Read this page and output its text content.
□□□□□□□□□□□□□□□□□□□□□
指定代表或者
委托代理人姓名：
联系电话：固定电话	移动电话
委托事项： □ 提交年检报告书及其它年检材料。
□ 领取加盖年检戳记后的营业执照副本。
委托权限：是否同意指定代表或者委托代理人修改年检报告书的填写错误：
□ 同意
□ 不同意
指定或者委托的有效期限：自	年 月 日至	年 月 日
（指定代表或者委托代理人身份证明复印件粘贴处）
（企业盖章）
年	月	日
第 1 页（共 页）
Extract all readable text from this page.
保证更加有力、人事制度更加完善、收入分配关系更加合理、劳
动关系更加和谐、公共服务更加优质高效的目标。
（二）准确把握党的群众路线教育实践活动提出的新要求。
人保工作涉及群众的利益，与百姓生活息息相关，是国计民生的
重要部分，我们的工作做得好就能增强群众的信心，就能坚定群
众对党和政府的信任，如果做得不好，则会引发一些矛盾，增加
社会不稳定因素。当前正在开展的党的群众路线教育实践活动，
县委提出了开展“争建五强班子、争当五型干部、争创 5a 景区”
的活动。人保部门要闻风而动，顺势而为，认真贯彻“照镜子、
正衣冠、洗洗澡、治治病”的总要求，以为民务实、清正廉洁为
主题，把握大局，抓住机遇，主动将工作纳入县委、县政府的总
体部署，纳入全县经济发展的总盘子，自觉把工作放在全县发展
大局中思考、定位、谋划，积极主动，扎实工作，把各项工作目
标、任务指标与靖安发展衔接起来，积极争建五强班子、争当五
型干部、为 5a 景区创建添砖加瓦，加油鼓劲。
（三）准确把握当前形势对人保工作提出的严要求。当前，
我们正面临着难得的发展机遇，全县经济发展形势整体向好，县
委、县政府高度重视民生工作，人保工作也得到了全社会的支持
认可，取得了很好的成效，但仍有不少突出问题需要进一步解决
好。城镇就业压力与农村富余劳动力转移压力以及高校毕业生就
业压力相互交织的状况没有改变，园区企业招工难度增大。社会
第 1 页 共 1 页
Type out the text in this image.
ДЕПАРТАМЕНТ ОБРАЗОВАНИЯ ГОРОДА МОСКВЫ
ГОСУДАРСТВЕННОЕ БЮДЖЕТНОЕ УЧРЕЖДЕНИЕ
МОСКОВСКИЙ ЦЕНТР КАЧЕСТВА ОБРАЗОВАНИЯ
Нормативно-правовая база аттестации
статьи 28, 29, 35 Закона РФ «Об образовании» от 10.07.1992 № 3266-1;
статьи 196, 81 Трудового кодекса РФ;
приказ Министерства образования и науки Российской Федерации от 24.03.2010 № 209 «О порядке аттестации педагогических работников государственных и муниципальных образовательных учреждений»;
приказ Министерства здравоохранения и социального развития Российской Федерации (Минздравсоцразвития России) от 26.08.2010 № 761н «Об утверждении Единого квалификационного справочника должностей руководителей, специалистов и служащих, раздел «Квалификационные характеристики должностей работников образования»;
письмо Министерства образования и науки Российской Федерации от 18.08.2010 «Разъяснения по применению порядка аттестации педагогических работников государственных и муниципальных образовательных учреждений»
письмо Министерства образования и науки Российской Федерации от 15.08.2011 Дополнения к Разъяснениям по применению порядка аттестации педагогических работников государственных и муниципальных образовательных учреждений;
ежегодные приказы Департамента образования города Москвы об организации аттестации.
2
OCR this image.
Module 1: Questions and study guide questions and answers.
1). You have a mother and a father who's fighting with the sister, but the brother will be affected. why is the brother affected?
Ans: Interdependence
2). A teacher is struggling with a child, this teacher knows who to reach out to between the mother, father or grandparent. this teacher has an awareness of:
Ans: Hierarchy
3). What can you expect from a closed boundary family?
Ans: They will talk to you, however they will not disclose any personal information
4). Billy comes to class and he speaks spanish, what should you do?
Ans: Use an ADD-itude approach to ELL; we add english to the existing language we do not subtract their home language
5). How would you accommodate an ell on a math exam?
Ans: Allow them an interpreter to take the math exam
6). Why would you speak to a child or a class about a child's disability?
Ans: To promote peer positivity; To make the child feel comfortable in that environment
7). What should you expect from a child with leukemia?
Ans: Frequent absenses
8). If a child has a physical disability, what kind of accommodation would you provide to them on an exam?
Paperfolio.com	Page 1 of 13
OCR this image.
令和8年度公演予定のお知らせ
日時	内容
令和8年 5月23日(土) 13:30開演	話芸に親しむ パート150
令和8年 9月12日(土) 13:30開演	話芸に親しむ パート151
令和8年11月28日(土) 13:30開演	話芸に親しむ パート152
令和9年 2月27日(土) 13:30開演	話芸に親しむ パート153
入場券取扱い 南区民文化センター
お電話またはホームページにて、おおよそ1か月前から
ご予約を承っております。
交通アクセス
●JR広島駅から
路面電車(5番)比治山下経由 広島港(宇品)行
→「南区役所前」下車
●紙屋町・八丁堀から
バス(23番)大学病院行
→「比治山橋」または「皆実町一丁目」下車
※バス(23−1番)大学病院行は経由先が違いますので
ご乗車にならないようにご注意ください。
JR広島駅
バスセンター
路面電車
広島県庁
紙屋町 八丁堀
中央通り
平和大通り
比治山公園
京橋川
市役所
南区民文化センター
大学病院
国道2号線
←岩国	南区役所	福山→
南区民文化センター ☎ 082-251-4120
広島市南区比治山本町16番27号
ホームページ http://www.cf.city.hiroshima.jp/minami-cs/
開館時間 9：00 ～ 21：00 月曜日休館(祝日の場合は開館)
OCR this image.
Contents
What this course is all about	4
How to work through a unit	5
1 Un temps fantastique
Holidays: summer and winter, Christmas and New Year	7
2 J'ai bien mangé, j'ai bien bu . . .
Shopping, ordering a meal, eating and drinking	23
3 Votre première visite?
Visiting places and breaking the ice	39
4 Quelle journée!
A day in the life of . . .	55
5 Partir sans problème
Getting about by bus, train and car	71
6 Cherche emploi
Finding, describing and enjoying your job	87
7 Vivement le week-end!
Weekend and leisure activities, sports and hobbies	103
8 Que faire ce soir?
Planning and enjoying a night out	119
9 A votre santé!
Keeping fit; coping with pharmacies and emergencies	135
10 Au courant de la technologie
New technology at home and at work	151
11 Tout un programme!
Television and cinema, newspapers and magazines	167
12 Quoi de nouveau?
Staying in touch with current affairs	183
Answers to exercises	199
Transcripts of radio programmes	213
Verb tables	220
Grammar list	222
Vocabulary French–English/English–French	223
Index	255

Given problem →
Make a verbatim copy of every entry shown above.

Exercise answer →
Read this page and output its text content.
□□□□□□□□□□□□□□□□□□□□□
指定代表或者
委托代理人姓名：
联系电话：固定电话	移动电话
委托事项： □ 提交年检报告书及其它年检材料。
□ 领取加盖年检戳记后的营业执照副本。
委托权限：是否同意指定代表或者委托代理人修改年检报告书的填写错误：
□ 同意
□ 不同意
指定或者委托的有效期限：自	年 月 日至	年 月 日
（指定代表或者委托代理人身份证明复印件粘贴处）
（企业盖章）
年	月	日
第 1 页（共 页）
Extract all readable text from this page.
保证更加有力、人事制度更加完善、收入分配关系更加合理、劳
动关系更加和谐、公共服务更加优质高效的目标。
（二）准确把握党的群众路线教育实践活动提出的新要求。
人保工作涉及群众的利益，与百姓生活息息相关，是国计民生的
重要部分，我们的工作做得好就能增强群众的信心，就能坚定群
众对党和政府的信任，如果做得不好，则会引发一些矛盾，增加
社会不稳定因素。当前正在开展的党的群众路线教育实践活动，
县委提出了开展“争建五强班子、争当五型干部、争创 5a 景区”
的活动。人保部门要闻风而动，顺势而为，认真贯彻“照镜子、
正衣冠、洗洗澡、治治病”的总要求，以为民务实、清正廉洁为
主题，把握大局，抓住机遇，主动将工作纳入县委、县政府的总
体部署，纳入全县经济发展的总盘子，自觉把工作放在全县发展
大局中思考、定位、谋划，积极主动，扎实工作，把各项工作目
标、任务指标与靖安发展衔接起来，积极争建五强班子、争当五
型干部、为 5a 景区创建添砖加瓦，加油鼓劲。
（三）准确把握当前形势对人保工作提出的严要求。当前，
我们正面临着难得的发展机遇，全县经济发展形势整体向好，县
委、县政府高度重视民生工作，人保工作也得到了全社会的支持
认可，取得了很好的成效，但仍有不少突出问题需要进一步解决
好。城镇就业压力与农村富余劳动力转移压力以及高校毕业生就
业压力相互交织的状况没有改变，园区企业招工难度增大。社会
第 1 页 共 1 页
Type out the text in this image.
ДЕПАРТАМЕНТ ОБРАЗОВАНИЯ ГОРОДА МОСКВЫ
ГОСУДАРСТВЕННОЕ БЮДЖЕТНОЕ УЧРЕЖДЕНИЕ
МОСКОВСКИЙ ЦЕНТР КАЧЕСТВА ОБРАЗОВАНИЯ
Нормативно-правовая база аттестации
статьи 28, 29, 35 Закона РФ «Об образовании» от 10.07.1992 № 3266-1;
статьи 196, 81 Трудового кодекса РФ;
приказ Министерства образования и науки Российской Федерации от 24.03.2010 № 209 «О порядке аттестации педагогических работников государственных и муниципальных образовательных учреждений»;
приказ Министерства здравоохранения и социального развития Российской Федерации (Минздравсоцразвития России) от 26.08.2010 № 761н «Об утверждении Единого квалификационного справочника должностей руководителей, специалистов и служащих, раздел «Квалификационные характеристики должностей работников образования»;
письмо Министерства образования и науки Российской Федерации от 18.08.2010 «Разъяснения по применению порядка аттестации педагогических работников государственных и муниципальных образовательных учреждений»
письмо Министерства образования и науки Российской Федерации от 15.08.2011 Дополнения к Разъяснениям по применению порядка аттестации педагогических работников государственных и муниципальных образовательных учреждений;
ежегодные приказы Департамента образования города Москвы об организации аттестации.
2
OCR this image.
Module 1: Questions and study guide questions and answers.
1). You have a mother and a father who's fighting with the sister, but the brother will be affected. why is the brother affected?
Ans: Interdependence
2). A teacher is struggling with a child, this teacher knows who to reach out to between the mother, father or grandparent. this teacher has an awareness of:
Ans: Hierarchy
3). What can you expect from a closed boundary family?
Ans: They will talk to you, however they will not disclose any personal information
4). Billy comes to class and he speaks spanish, what should you do?
Ans: Use an ADD-itude approach to ELL; we add english to the existing language we do not subtract their home language
5). How would you accommodate an ell on a math exam?
Ans: Allow them an interpreter to take the math exam
6). Why would you speak to a child or a class about a child's disability?
Ans: To promote peer positivity; To make the child feel comfortable in that environment
7). What should you expect from a child with leukemia?
Ans: Frequent absenses
8). If a child has a physical disability, what kind of accommodation would you provide to them on an exam?
Paperfolio.com	Page 1 of 13
OCR this image.
令和8年度公演予定のお知らせ
日時	内容
令和8年 5月23日(土) 13:30開演	話芸に親しむ パート150
令和8年 9月12日(土) 13:30開演	話芸に親しむ パート151
令和8年11月28日(土) 13:30開演	話芸に親しむ パート152
令和9年 2月27日(土) 13:30開演	話芸に親しむ パート153
入場券取扱い 南区民文化センター
お電話またはホームページにて、おおよそ1か月前から
ご予約を承っております。
交通アクセス
●JR広島駅から
路面電車(5番)比治山下経由 広島港(宇品)行
→「南区役所前」下車
●紙屋町・八丁堀から
バス(23番)大学病院行
→「比治山橋」または「皆実町一丁目」下車
※バス(23−1番)大学病院行は経由先が違いますので
ご乗車にならないようにご注意ください。
JR広島駅
バスセンター
路面電車
広島県庁
紙屋町 八丁堀
中央通り
平和大通り
比治山公園
京橋川
市役所
南区民文化センター
大学病院
国道2号線
←岩国	南区役所	福山→
南区民文化センター ☎ 082-251-4120
広島市南区比治山本町16番27号
ホームページ http://www.cf.city.hiroshima.jp/minami-cs/
開館時間 9：00 ～ 21：00 月曜日休館(祝日の場合は開館)
OCR this image.
Contents
What this course is all about	4
How to work through a unit	5
1 Un temps fantastique
Holidays: summer and winter, Christmas and New Year	7
2 J'ai bien mangé, j'ai bien bu . . .
Shopping, ordering a meal, eating and drinking	23
3 Votre première visite?
Visiting places and breaking the ice	39
4 Quelle journée!
A day in the life of . . .	55
5 Partir sans problème
Getting about by bus, train and car	71
6 Cherche emploi
Finding, describing and enjoying your job	87
7 Vivement le week-end!
Weekend and leisure activities, sports and hobbies	103
8 Que faire ce soir?
Planning and enjoying a night out	119
9 A votre santé!
Keeping fit; coping with pharmacies and emergencies	135
10 Au courant de la technologie
New technology at home and at work	151
11 Tout un programme!
Television and cinema, newspapers and magazines	167
12 Quoi de nouveau?
Staying in touch with current affairs	183
Answers to exercises	199
Transcripts of radio programmes	213
Verb tables	220
Grammar list	222
Vocabulary French–English/English–French	223
Index	255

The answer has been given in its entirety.